§ **What is expected**: Pull every line with the word "执政为民" out of the entries below.

§ **Record extracts**:
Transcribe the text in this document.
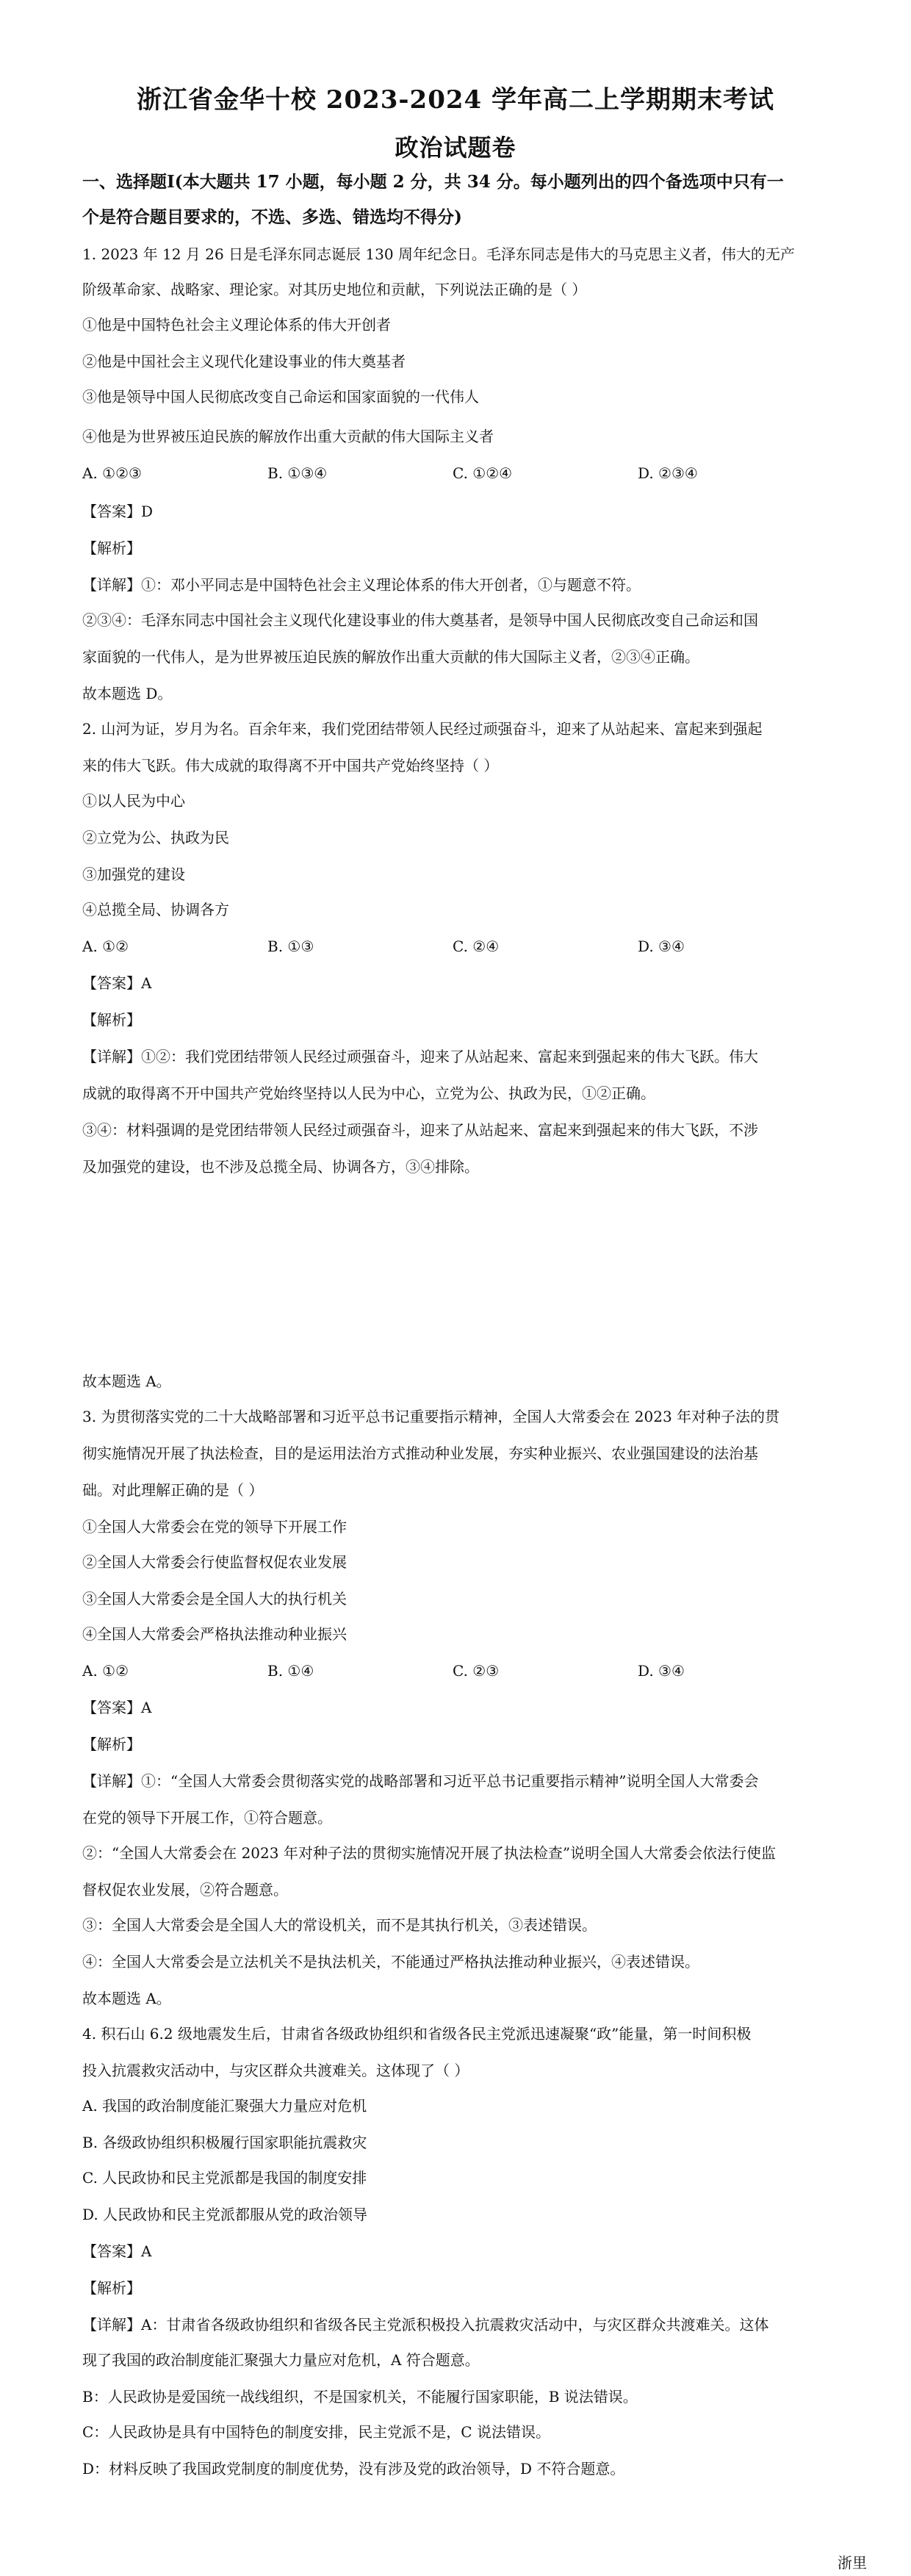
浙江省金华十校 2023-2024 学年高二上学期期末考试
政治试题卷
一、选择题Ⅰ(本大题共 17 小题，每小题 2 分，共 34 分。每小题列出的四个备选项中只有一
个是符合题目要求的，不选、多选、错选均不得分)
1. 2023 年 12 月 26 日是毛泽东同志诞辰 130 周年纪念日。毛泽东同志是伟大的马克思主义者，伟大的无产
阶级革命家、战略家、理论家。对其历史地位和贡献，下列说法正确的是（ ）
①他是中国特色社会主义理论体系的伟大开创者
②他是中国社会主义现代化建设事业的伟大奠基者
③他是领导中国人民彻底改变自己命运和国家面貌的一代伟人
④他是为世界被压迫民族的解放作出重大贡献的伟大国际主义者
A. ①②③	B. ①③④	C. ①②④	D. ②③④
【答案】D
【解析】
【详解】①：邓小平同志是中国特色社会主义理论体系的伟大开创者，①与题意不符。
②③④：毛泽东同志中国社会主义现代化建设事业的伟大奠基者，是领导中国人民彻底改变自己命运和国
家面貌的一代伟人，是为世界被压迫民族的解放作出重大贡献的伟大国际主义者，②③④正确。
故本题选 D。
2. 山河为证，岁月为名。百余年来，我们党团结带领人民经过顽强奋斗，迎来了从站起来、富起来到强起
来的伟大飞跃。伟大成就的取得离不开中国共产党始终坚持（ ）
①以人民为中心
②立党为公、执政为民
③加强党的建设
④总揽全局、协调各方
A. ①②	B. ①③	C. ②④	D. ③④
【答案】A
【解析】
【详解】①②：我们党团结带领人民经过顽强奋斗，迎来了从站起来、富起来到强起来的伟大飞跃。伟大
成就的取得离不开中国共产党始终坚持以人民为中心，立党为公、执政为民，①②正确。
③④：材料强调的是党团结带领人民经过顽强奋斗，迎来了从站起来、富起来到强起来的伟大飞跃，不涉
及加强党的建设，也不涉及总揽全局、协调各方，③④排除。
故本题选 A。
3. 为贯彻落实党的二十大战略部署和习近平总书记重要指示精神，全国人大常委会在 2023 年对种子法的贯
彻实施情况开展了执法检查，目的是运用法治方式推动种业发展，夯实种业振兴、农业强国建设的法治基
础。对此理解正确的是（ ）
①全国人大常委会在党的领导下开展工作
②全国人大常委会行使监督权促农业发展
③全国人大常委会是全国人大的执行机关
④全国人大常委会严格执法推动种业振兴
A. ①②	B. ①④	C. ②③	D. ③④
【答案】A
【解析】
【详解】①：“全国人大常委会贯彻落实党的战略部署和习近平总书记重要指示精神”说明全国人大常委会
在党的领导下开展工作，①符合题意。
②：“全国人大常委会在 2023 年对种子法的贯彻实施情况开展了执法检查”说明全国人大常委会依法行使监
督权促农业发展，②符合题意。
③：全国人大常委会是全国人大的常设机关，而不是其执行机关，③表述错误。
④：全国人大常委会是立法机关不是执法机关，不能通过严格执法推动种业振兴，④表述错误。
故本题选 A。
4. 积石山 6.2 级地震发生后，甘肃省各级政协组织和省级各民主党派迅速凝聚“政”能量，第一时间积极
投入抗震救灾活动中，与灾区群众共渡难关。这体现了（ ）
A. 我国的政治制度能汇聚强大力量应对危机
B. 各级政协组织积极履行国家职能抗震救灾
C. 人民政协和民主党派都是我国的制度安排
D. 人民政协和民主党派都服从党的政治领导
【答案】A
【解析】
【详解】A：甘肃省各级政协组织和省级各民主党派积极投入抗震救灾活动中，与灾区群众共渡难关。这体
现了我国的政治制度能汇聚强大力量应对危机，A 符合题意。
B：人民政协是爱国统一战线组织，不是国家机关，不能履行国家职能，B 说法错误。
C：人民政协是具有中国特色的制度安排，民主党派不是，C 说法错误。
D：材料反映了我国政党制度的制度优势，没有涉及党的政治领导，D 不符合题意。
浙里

§ **Solution for this problem**:
②立党为公、执政为民
成就的取得离不开中国共产党始终坚持以人民为中心，立党为公、执政为民，①②正确。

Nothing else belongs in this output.